Start Records to use

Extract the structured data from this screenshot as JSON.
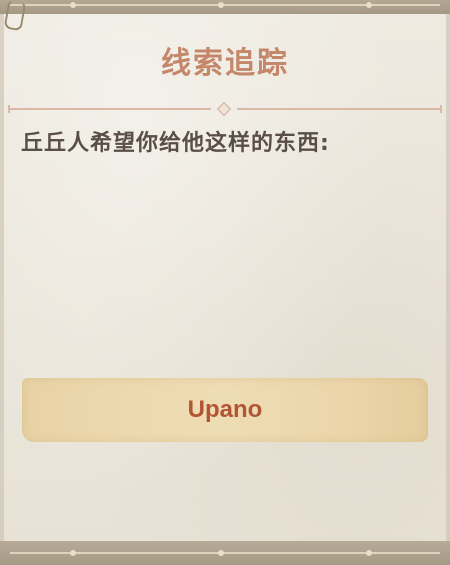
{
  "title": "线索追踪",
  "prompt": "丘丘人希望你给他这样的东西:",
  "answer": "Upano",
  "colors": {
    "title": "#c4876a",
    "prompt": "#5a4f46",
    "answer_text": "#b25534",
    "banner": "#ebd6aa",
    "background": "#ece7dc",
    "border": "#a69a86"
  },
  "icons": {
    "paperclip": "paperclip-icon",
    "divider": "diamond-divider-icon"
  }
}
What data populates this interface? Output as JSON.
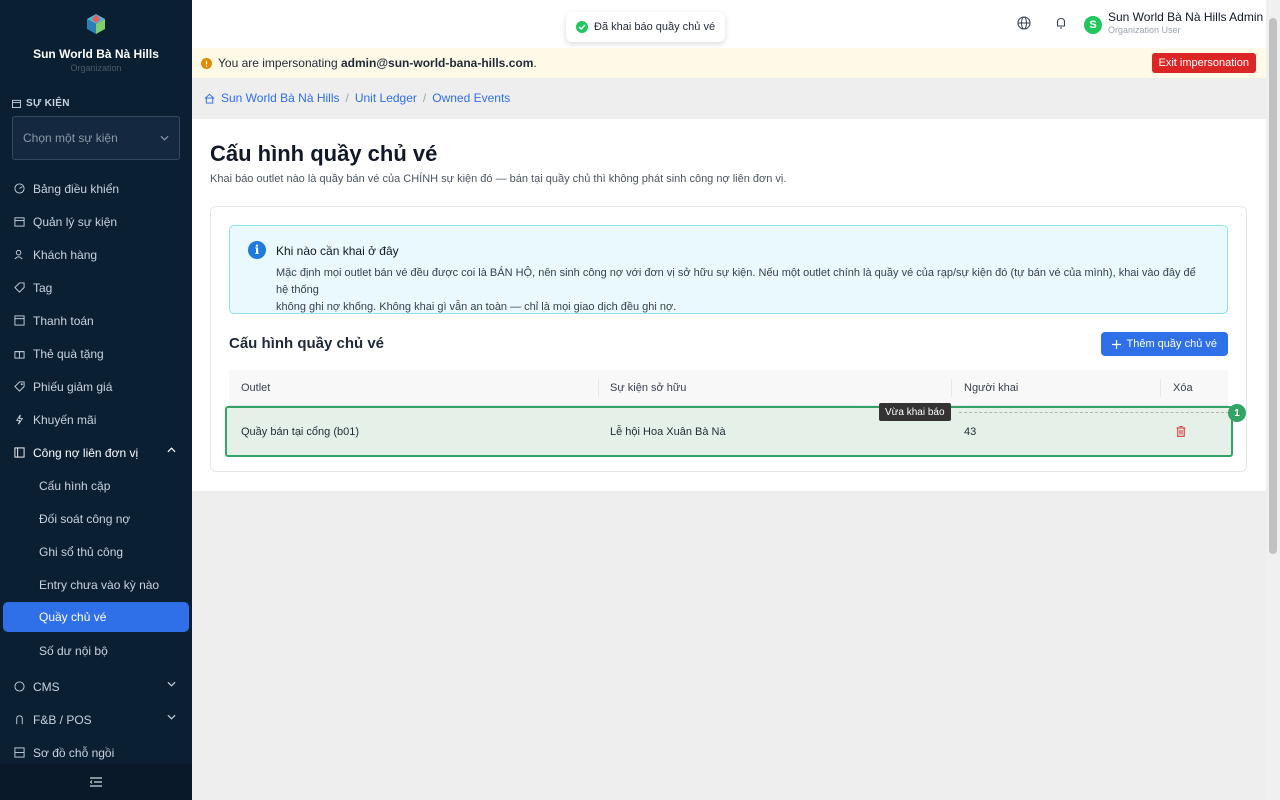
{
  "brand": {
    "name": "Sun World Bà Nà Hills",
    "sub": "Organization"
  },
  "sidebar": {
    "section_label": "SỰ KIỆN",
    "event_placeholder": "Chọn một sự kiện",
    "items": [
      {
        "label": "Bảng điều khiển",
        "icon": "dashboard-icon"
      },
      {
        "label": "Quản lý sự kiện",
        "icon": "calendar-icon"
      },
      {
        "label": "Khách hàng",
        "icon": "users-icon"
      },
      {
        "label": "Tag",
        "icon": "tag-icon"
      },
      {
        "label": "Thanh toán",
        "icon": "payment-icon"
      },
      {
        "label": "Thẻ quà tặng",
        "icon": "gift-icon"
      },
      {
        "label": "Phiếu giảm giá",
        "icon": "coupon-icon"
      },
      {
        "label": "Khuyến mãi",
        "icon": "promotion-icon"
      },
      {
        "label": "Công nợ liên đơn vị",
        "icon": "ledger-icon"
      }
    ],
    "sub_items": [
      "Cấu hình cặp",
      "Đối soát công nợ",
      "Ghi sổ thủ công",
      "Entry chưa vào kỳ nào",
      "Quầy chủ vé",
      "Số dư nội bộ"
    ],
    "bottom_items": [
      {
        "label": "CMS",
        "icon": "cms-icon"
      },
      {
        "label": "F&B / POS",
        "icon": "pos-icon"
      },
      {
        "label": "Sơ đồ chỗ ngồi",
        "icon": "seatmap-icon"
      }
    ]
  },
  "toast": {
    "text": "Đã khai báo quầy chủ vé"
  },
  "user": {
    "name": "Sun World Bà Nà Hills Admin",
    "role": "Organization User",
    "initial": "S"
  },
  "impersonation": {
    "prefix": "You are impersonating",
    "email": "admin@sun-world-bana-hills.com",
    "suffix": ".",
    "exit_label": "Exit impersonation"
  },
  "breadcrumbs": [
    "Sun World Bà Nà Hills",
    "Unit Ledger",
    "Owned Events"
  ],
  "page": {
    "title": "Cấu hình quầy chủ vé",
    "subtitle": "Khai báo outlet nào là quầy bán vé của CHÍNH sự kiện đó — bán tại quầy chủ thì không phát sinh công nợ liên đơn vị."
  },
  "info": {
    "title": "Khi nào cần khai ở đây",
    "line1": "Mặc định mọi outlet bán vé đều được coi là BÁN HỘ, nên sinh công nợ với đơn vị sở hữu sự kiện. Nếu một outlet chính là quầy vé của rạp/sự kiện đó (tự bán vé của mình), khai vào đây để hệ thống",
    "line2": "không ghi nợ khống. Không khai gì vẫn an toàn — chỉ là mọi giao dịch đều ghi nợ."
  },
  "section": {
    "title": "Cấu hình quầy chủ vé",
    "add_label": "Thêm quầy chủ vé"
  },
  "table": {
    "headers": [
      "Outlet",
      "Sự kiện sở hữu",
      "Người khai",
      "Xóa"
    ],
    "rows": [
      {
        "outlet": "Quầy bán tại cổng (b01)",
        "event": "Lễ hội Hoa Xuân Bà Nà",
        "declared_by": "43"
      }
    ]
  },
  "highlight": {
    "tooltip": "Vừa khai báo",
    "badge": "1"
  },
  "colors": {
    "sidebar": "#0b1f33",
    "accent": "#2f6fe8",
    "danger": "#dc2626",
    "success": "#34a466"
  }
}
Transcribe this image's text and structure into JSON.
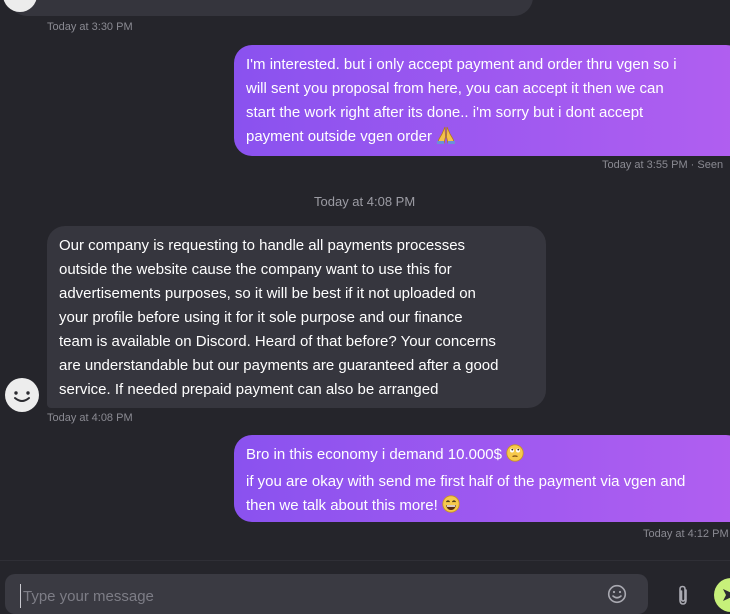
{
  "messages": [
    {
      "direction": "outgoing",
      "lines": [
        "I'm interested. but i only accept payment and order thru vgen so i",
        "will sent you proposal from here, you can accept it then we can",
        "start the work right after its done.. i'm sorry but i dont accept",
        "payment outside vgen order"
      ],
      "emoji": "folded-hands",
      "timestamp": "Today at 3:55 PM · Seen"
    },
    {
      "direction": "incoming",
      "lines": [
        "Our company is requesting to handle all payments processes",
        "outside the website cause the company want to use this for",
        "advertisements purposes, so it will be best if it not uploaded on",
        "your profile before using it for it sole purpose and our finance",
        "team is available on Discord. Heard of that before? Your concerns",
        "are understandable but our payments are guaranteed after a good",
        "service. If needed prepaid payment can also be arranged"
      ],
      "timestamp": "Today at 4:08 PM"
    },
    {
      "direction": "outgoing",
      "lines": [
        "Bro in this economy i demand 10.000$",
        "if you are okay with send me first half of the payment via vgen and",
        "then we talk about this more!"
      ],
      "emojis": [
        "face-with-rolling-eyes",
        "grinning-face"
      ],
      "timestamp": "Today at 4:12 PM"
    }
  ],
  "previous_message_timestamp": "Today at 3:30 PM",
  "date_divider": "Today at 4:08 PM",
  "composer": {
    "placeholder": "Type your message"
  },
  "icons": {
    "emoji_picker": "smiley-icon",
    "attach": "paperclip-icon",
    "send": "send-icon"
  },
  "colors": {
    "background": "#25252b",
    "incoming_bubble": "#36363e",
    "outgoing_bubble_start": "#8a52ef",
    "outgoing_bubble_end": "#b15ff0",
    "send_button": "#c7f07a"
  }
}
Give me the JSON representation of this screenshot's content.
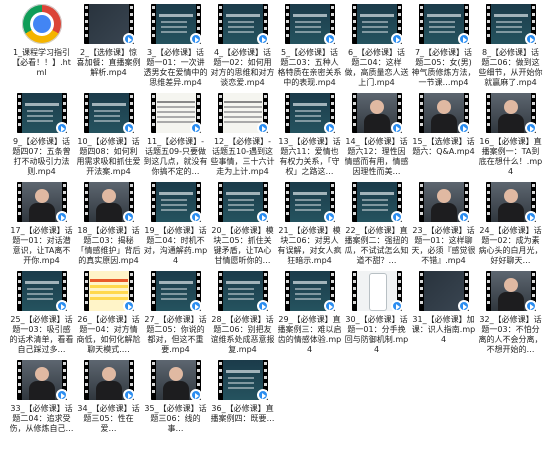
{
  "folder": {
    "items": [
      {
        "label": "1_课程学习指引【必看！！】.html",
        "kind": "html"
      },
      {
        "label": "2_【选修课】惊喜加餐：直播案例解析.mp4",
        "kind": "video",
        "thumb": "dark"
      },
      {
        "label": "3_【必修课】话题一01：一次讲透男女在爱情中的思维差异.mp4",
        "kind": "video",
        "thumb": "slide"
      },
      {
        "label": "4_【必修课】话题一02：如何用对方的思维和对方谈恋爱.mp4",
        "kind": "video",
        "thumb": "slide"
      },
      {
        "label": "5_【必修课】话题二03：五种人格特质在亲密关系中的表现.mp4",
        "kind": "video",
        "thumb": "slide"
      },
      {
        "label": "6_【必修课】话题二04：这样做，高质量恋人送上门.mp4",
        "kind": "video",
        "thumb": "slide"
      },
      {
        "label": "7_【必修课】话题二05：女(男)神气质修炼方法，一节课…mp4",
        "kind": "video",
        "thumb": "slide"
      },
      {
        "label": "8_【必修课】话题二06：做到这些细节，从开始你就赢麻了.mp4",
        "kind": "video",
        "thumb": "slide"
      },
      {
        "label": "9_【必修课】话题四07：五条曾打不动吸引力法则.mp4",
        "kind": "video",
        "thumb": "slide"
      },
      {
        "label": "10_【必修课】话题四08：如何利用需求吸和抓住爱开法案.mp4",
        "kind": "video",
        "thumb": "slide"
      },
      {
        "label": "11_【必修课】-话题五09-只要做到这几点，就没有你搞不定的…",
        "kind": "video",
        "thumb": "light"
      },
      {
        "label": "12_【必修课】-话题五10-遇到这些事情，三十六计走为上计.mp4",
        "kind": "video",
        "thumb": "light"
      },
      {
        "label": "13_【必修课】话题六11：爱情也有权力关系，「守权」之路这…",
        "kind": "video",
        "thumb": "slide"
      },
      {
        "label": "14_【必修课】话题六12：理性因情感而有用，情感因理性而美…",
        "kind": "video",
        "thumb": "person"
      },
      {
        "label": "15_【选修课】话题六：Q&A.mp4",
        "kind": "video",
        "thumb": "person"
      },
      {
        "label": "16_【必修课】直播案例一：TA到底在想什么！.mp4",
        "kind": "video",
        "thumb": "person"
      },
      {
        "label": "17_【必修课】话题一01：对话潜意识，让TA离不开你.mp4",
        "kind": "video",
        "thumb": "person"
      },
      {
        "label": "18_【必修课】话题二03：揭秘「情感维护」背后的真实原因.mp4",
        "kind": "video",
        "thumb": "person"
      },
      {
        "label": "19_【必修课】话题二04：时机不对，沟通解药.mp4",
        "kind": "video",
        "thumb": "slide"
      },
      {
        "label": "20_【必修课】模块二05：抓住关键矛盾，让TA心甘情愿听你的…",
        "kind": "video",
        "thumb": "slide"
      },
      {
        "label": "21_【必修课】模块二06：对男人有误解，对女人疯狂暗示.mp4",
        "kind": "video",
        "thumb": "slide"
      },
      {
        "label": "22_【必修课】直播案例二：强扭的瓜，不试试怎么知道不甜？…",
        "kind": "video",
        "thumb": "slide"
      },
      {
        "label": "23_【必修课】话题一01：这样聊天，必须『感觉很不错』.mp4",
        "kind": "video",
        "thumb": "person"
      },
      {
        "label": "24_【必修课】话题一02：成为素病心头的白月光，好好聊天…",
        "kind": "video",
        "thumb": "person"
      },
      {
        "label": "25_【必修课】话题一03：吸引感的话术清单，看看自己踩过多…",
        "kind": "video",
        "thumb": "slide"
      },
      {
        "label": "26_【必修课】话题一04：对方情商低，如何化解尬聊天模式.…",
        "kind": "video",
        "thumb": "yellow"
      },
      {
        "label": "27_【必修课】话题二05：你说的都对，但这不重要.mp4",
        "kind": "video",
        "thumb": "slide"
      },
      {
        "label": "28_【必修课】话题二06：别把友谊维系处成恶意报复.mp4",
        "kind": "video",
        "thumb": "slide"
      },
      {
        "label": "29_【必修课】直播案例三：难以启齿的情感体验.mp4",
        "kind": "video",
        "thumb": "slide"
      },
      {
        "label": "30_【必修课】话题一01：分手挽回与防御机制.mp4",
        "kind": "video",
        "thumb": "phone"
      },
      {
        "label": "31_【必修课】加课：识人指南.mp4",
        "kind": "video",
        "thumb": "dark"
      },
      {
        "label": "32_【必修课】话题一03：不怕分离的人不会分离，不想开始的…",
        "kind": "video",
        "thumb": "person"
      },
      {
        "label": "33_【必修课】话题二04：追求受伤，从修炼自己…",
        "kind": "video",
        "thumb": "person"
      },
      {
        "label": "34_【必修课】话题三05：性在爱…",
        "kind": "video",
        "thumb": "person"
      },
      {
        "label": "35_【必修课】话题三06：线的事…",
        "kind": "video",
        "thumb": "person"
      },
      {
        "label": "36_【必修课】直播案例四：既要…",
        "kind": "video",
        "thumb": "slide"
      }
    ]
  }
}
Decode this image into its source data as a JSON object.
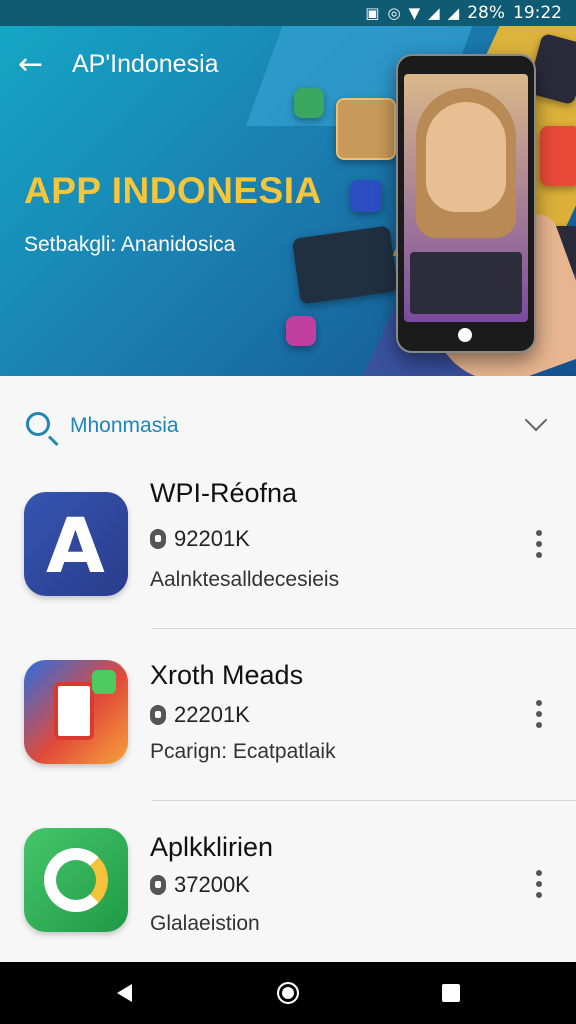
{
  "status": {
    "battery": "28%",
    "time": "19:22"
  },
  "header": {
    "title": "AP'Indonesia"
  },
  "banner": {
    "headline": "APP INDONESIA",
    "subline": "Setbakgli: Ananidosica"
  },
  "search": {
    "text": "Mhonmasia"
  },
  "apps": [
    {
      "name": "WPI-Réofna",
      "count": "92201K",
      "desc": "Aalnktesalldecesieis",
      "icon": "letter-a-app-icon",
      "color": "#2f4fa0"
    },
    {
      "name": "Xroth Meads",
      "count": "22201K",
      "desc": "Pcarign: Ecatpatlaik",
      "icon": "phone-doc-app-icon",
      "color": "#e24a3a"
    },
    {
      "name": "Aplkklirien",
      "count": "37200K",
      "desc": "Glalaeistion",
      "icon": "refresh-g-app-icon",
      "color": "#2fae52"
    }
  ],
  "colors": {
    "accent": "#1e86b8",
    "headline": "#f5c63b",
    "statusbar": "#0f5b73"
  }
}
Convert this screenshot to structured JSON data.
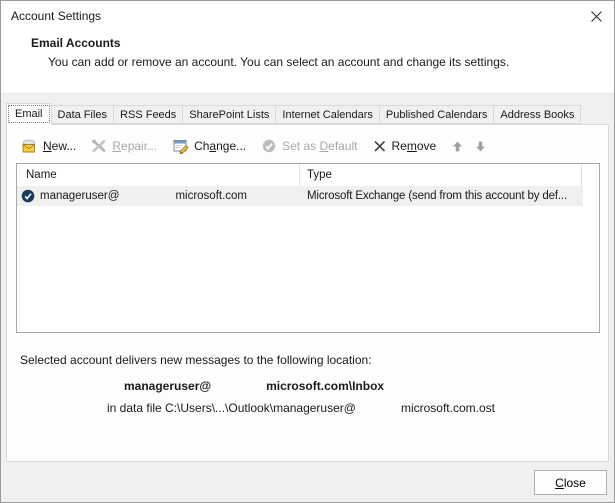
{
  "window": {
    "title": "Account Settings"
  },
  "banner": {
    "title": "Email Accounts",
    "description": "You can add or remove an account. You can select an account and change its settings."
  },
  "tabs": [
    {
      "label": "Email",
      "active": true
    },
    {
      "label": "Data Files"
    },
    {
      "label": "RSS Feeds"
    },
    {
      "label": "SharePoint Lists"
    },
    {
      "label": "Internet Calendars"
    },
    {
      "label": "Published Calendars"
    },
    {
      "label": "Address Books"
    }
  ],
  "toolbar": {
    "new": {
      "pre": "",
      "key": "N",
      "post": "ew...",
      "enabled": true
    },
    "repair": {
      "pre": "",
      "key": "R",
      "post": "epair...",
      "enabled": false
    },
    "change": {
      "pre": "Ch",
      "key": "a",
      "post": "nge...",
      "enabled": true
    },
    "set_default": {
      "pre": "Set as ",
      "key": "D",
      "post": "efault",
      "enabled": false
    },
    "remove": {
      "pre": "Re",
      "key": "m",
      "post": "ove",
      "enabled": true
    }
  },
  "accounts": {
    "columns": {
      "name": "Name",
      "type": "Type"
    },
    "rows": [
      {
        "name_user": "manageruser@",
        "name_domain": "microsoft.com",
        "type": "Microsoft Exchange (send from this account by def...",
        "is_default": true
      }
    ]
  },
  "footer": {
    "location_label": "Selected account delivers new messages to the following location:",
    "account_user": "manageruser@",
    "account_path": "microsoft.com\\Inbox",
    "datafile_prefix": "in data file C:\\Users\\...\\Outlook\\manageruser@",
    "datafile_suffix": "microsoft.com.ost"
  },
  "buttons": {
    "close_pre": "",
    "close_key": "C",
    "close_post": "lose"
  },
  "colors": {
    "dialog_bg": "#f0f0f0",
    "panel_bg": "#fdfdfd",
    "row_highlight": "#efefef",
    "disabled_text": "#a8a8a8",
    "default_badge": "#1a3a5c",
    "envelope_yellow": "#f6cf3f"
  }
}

End Records to use

Exercise: Gather up every line in the data above that contains the word "image", copying each one.

Finished exercise:
Transcribe this image's text and structure into JSON.
Decode this image into its source data as a JSON object.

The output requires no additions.